---------- Records provided

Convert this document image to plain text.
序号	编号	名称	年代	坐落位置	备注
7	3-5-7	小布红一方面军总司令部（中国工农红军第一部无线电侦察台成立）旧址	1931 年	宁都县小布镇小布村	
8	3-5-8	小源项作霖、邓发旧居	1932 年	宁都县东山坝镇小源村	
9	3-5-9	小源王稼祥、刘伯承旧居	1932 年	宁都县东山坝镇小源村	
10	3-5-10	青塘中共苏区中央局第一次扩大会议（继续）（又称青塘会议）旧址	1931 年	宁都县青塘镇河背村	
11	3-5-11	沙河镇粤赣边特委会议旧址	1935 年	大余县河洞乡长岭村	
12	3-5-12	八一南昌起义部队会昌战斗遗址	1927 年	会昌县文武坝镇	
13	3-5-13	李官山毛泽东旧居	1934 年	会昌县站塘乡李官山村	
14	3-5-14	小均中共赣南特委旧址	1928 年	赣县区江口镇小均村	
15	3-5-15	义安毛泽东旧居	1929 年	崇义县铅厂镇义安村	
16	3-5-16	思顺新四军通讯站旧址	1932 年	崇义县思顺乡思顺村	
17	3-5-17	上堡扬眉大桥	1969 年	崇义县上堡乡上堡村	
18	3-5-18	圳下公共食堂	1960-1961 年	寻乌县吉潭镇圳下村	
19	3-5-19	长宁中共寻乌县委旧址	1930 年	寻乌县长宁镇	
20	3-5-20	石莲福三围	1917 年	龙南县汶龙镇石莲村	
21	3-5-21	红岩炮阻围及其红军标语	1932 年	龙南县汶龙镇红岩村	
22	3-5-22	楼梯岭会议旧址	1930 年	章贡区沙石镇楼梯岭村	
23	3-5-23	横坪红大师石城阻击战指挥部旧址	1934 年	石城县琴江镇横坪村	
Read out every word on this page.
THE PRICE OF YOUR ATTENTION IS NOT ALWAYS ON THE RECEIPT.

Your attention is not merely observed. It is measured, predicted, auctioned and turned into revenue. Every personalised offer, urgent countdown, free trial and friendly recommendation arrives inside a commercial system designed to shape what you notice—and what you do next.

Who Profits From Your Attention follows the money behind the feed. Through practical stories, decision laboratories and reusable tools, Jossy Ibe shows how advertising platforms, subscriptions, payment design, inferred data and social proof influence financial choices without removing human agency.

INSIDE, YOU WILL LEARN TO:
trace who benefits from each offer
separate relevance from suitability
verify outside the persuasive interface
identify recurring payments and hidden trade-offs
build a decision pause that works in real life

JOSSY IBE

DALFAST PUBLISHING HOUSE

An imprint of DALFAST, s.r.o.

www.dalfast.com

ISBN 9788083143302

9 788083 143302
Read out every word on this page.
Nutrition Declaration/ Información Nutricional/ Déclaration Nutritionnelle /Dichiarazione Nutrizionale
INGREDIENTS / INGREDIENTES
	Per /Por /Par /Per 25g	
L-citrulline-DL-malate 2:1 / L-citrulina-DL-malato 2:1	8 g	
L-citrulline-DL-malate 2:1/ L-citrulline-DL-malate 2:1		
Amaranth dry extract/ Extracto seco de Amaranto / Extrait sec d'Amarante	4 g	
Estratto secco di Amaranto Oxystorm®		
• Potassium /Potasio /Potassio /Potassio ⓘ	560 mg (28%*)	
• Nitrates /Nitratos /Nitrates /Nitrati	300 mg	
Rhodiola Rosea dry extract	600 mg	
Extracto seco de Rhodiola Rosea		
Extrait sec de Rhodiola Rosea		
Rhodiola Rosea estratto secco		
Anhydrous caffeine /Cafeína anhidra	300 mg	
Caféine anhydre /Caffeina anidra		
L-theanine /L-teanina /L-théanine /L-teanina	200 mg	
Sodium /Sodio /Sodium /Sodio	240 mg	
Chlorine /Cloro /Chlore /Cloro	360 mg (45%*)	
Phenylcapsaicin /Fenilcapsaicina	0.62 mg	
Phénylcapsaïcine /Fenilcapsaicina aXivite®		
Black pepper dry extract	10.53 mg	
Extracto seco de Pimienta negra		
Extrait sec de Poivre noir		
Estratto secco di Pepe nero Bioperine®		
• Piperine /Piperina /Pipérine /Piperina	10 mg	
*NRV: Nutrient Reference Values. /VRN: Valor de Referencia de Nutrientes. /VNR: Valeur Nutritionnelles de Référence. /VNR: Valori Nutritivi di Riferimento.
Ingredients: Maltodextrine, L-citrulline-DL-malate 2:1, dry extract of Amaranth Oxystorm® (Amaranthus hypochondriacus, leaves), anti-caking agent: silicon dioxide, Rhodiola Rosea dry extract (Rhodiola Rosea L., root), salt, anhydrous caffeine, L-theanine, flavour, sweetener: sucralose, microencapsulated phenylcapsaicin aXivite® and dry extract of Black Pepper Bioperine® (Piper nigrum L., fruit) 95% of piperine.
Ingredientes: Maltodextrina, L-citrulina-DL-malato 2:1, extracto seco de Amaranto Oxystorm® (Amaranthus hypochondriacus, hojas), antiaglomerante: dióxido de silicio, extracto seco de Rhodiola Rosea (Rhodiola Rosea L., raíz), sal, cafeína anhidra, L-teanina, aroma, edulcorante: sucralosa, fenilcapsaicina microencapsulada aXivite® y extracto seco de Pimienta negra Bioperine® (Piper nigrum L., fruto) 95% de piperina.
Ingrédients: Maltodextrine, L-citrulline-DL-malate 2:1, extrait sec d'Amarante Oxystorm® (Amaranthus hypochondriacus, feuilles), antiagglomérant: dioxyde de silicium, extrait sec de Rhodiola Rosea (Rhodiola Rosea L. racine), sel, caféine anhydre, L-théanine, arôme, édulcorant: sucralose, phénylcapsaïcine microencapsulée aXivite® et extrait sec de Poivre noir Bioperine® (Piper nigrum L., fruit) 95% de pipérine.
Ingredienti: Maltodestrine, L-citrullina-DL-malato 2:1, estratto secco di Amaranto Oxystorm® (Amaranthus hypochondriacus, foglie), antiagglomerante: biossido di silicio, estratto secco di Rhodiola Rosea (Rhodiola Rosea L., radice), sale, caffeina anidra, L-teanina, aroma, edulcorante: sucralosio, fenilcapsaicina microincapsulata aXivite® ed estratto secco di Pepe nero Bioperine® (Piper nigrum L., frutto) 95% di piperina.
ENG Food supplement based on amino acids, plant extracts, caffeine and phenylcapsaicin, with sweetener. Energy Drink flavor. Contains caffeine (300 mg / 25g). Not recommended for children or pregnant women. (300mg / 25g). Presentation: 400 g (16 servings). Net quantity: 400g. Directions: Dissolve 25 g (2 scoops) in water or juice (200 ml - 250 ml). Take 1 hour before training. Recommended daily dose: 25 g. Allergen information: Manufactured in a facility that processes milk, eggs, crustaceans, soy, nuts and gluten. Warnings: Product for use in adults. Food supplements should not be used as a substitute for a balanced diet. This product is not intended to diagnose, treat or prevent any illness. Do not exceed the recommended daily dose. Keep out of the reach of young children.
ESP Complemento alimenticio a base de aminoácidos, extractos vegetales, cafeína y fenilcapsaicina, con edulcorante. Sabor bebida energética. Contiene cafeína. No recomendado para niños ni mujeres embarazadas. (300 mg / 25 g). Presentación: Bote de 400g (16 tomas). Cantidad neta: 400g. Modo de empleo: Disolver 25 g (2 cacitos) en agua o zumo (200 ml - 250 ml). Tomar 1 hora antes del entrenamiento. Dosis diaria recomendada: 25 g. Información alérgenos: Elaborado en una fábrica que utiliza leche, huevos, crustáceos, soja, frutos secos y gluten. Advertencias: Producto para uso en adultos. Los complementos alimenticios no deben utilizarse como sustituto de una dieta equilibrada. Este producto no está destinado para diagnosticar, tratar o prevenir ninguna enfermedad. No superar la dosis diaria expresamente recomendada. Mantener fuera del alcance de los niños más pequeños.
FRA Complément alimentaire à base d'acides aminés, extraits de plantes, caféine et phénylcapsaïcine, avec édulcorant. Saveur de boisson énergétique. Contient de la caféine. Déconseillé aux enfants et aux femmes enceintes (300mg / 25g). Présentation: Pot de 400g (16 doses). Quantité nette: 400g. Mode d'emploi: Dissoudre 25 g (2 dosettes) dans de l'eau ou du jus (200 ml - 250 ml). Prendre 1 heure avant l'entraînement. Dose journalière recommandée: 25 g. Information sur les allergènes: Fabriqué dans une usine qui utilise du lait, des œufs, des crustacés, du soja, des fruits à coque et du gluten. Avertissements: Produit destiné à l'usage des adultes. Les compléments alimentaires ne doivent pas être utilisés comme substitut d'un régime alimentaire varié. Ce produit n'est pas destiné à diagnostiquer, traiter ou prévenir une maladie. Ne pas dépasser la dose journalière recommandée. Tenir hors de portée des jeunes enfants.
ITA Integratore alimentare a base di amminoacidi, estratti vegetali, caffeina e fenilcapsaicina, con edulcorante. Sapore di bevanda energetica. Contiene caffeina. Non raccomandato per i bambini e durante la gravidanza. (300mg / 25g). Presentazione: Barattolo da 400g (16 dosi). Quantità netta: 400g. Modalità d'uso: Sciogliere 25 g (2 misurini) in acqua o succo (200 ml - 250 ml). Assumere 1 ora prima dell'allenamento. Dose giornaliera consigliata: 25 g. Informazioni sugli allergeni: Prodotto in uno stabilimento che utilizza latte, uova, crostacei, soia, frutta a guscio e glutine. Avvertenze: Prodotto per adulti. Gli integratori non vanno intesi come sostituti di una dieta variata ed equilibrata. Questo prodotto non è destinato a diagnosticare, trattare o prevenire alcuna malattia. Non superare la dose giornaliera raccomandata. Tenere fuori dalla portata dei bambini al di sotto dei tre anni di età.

--------------------

• **Task to complete**
Gather up the lines containing the word "Amaranthus" from these records and copy them.

• **Reply**
Ingredients: Maltodextrine, L-citrulline-DL-malate 2:1, dry extract of Amaranth Oxystorm® (Amaranthus hypochondriacus, leaves), anti-caking agent: silicon dioxide, Rhodiola Rosea dry extract (Rhodiola Rosea L., root), salt, anhydrous caffeine, L-theanine, flavour, sweetener: sucralose, microencapsulated phenylcapsaicin aXivite® and dry extract of Black Pepper Bioperine® (Piper nigrum L., fruit) 95% of piperine.
Ingredientes: Maltodextrina, L-citrulina-DL-malato 2:1, extracto seco de Amaranto Oxystorm® (Amaranthus hypochondriacus, hojas), antiaglomerante: dióxido de silicio, extracto seco de Rhodiola Rosea (Rhodiola Rosea L., raíz), sal, cafeína anhidra, L-teanina, aroma, edulcorante: sucralosa, fenilcapsaicina microencapsulada aXivite® y extracto seco de Pimienta negra Bioperine® (Piper nigrum L., fruto) 95% de piperina.
Ingrédients: Maltodextrine, L-citrulline-DL-malate 2:1, extrait sec d'Amarante Oxystorm® (Amaranthus hypochondriacus, feuilles), antiagglomérant: dioxyde de silicium, extrait sec de Rhodiola Rosea (Rhodiola Rosea L. racine), sel, caféine anhydre, L-théanine, arôme, édulcorant: sucralose, phénylcapsaïcine microencapsulée aXivite® et extrait sec de Poivre noir Bioperine® (Piper nigrum L., fruit) 95% de pipérine.
Ingredienti: Maltodestrine, L-citrullina-DL-malato 2:1, estratto secco di Amaranto Oxystorm® (Amaranthus hypochondriacus, foglie), antiagglomerante: biossido di silicio, estratto secco di Rhodiola Rosea (Rhodiola Rosea L., radice), sale, caffeina anidra, L-teanina, aroma, edulcorante: sucralosio, fenilcapsaicina microincapsulata aXivite® ed estratto secco di Pepe nero Bioperine® (Piper nigrum L., frutto) 95% di piperina.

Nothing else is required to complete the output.